::: Data provided :::

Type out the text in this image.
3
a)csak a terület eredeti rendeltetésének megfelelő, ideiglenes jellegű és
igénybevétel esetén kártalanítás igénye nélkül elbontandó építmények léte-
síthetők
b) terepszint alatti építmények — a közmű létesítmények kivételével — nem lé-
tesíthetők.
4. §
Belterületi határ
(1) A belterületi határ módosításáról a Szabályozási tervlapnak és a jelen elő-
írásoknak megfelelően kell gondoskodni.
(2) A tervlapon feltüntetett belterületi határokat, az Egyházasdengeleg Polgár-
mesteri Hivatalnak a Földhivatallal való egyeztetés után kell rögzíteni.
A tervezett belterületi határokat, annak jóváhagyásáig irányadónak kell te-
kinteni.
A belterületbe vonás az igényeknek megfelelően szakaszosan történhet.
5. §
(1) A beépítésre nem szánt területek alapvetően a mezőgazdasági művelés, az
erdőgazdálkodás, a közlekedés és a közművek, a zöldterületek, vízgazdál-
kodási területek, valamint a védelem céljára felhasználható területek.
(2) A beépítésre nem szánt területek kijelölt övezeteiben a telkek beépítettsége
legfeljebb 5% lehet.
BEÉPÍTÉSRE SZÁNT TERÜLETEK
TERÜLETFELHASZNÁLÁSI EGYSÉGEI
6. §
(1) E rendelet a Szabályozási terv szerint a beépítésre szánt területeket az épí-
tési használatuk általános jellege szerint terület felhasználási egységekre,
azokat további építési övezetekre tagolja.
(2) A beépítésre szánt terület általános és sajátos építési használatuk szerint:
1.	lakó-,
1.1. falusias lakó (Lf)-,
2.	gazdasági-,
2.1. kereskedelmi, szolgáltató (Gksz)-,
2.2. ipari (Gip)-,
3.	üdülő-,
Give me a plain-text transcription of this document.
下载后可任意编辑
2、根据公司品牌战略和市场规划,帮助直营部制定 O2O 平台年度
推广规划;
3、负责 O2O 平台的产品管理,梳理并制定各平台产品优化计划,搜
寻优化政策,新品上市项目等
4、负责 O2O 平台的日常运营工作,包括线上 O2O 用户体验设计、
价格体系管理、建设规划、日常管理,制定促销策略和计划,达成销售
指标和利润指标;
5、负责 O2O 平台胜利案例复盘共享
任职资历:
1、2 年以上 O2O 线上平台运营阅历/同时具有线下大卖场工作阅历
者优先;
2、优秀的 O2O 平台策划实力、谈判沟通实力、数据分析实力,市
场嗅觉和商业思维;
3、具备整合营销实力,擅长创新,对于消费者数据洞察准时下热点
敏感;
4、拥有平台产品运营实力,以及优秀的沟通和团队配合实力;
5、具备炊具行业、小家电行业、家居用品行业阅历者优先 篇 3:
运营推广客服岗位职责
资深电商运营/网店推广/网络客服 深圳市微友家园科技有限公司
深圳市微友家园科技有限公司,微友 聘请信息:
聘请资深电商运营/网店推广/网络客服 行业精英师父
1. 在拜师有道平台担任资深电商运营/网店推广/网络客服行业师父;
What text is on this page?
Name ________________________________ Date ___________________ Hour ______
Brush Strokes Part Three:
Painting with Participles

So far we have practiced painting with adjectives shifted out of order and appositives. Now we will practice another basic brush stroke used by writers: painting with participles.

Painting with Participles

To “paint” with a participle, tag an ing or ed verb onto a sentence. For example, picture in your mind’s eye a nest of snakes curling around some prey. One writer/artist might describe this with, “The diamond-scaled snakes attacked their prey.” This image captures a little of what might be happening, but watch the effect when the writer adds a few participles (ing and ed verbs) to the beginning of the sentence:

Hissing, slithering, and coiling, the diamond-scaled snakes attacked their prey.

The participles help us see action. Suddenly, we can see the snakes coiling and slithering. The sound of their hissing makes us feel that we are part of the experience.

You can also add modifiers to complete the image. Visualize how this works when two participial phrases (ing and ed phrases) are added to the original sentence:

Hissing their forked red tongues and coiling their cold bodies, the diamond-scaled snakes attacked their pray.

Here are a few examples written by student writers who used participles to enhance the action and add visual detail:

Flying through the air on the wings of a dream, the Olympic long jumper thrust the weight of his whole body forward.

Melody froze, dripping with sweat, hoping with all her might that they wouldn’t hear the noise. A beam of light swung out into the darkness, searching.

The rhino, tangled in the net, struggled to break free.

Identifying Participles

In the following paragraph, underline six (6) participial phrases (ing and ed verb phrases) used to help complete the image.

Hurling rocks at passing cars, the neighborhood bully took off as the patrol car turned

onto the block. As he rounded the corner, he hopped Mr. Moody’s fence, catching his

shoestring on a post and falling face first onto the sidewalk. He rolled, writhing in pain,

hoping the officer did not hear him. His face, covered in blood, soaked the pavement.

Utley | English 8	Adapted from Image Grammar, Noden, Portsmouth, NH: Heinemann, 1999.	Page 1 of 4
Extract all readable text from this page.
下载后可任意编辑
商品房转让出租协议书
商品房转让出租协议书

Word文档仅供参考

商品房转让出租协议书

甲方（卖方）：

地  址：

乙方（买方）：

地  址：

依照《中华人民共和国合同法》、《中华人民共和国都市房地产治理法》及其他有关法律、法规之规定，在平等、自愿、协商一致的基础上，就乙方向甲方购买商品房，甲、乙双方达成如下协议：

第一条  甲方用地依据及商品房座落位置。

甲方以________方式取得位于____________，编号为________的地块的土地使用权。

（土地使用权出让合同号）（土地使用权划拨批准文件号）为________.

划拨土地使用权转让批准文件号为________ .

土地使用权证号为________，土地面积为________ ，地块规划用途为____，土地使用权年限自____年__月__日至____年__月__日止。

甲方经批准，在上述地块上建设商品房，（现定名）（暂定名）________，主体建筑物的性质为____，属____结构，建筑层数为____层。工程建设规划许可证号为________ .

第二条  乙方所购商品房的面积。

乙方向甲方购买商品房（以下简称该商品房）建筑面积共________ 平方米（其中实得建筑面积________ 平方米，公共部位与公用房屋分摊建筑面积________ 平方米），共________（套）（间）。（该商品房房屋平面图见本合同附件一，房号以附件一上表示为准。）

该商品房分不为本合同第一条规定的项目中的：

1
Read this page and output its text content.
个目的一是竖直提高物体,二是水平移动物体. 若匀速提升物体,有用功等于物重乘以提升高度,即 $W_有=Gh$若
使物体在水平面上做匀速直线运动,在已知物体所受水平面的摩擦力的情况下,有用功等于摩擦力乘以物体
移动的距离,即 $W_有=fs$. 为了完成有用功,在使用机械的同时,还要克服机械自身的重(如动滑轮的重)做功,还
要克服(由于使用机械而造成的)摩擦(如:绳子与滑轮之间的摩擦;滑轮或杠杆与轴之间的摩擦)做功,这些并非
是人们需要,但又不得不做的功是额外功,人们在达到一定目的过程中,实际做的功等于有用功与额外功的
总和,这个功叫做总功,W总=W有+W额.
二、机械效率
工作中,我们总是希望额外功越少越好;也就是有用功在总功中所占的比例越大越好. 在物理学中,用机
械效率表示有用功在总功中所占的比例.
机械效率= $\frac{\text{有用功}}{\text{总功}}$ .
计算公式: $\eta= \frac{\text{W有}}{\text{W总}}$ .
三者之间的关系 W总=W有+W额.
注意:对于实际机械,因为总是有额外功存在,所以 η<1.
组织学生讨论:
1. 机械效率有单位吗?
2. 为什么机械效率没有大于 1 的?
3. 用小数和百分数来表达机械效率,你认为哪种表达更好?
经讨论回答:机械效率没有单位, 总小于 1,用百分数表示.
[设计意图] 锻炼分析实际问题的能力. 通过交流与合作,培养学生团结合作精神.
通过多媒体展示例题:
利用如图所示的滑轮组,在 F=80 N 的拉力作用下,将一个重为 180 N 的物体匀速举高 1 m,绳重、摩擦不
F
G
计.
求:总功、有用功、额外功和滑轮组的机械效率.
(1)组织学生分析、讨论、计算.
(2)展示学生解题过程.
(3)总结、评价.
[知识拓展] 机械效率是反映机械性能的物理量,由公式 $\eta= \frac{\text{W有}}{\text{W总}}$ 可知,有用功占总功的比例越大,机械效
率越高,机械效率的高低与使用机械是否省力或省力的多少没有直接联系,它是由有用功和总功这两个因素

:::

◆ Stated exercise: Make a tally of the lines in this data that include the string "participial", and answer with that tally alone.

◆ Exercise answer: 2